TASK DIRECTIONS>
The data must be returned in full and exactly as given.
┌─ RECORD LIST
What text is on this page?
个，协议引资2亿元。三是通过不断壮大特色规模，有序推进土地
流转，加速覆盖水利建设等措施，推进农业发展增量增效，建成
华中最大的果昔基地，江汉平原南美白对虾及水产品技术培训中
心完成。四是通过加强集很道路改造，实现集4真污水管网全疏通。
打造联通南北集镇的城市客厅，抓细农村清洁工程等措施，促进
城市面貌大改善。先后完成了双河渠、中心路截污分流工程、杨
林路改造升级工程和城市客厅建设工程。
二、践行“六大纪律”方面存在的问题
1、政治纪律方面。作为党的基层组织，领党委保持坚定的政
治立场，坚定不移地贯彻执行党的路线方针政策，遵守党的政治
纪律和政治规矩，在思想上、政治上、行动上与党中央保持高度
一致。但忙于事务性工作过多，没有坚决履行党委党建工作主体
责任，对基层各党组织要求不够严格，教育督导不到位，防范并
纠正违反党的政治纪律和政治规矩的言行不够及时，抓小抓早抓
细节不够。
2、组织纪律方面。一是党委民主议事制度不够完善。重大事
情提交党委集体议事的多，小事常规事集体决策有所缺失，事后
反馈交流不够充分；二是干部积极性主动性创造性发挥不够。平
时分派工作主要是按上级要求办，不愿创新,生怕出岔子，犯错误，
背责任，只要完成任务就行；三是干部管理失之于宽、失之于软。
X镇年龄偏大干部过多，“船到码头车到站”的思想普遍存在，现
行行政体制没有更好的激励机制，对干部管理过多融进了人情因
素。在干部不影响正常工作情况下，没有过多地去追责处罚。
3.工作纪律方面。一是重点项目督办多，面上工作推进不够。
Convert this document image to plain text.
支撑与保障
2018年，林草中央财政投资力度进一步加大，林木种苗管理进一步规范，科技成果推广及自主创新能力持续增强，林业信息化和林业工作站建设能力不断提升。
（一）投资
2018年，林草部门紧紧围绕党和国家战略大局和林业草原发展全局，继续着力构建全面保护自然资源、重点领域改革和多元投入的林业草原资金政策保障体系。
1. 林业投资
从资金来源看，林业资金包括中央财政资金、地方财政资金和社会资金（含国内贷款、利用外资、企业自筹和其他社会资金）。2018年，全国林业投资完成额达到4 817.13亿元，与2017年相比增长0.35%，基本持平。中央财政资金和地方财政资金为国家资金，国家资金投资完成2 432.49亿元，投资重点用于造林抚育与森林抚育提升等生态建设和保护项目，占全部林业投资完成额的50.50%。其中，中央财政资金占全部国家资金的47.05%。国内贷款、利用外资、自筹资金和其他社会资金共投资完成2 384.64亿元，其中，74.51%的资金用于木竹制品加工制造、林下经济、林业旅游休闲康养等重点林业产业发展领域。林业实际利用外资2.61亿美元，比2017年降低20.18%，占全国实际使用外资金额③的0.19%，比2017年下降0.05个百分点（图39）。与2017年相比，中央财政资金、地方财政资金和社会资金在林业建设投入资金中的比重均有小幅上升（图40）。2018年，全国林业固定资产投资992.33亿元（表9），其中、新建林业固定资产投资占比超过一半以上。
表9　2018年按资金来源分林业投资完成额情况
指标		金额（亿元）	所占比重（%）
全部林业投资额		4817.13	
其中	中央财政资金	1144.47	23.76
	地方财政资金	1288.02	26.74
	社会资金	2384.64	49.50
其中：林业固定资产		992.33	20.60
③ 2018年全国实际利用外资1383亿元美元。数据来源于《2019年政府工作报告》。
└─
WORKED ANSWER>
What text is on this page?
个，协议引资2亿元。三是通过不断壮大特色规模，有序推进土地
流转，加速覆盖水利建设等措施，推进农业发展增量增效，建成
华中最大的果昔基地，江汉平原南美白对虾及水产品技术培训中
心完成。四是通过加强集很道路改造，实现集4真污水管网全疏通。
打造联通南北集镇的城市客厅，抓细农村清洁工程等措施，促进
城市面貌大改善。先后完成了双河渠、中心路截污分流工程、杨
林路改造升级工程和城市客厅建设工程。
二、践行“六大纪律”方面存在的问题
1、政治纪律方面。作为党的基层组织，领党委保持坚定的政
治立场，坚定不移地贯彻执行党的路线方针政策，遵守党的政治
纪律和政治规矩，在思想上、政治上、行动上与党中央保持高度
一致。但忙于事务性工作过多，没有坚决履行党委党建工作主体
责任，对基层各党组织要求不够严格，教育督导不到位，防范并
纠正违反党的政治纪律和政治规矩的言行不够及时，抓小抓早抓
细节不够。
2、组织纪律方面。一是党委民主议事制度不够完善。重大事
情提交党委集体议事的多，小事常规事集体决策有所缺失，事后
反馈交流不够充分；二是干部积极性主动性创造性发挥不够。平
时分派工作主要是按上级要求办，不愿创新,生怕出岔子，犯错误，
背责任，只要完成任务就行；三是干部管理失之于宽、失之于软。
X镇年龄偏大干部过多，“船到码头车到站”的思想普遍存在，现
行行政体制没有更好的激励机制，对干部管理过多融进了人情因
素。在干部不影响正常工作情况下，没有过多地去追责处罚。
3.工作纪律方面。一是重点项目督办多，面上工作推进不够。
Convert this document image to plain text.
支撑与保障
2018年，林草中央财政投资力度进一步加大，林木种苗管理进一步规范，科技成果推广及自主创新能力持续增强，林业信息化和林业工作站建设能力不断提升。
（一）投资
2018年，林草部门紧紧围绕党和国家战略大局和林业草原发展全局，继续着力构建全面保护自然资源、重点领域改革和多元投入的林业草原资金政策保障体系。
1. 林业投资
从资金来源看，林业资金包括中央财政资金、地方财政资金和社会资金（含国内贷款、利用外资、企业自筹和其他社会资金）。2018年，全国林业投资完成额达到4 817.13亿元，与2017年相比增长0.35%，基本持平。中央财政资金和地方财政资金为国家资金，国家资金投资完成2 432.49亿元，投资重点用于造林抚育与森林抚育提升等生态建设和保护项目，占全部林业投资完成额的50.50%。其中，中央财政资金占全部国家资金的47.05%。国内贷款、利用外资、自筹资金和其他社会资金共投资完成2 384.64亿元，其中，74.51%的资金用于木竹制品加工制造、林下经济、林业旅游休闲康养等重点林业产业发展领域。林业实际利用外资2.61亿美元，比2017年降低20.18%，占全国实际使用外资金额③的0.19%，比2017年下降0.05个百分点（图39）。与2017年相比，中央财政资金、地方财政资金和社会资金在林业建设投入资金中的比重均有小幅上升（图40）。2018年，全国林业固定资产投资992.33亿元（表9），其中、新建林业固定资产投资占比超过一半以上。
表9　2018年按资金来源分林业投资完成额情况
指标		金额（亿元）	所占比重（%）
全部林业投资额		4817.13	
其中	中央财政资金	1144.47	23.76
	地方财政资金	1288.02	26.74
	社会资金	2384.64	49.50
其中：林业固定资产		992.33	20.60
③ 2018年全国实际利用外资1383亿元美元。数据来源于《2019年政府工作报告》。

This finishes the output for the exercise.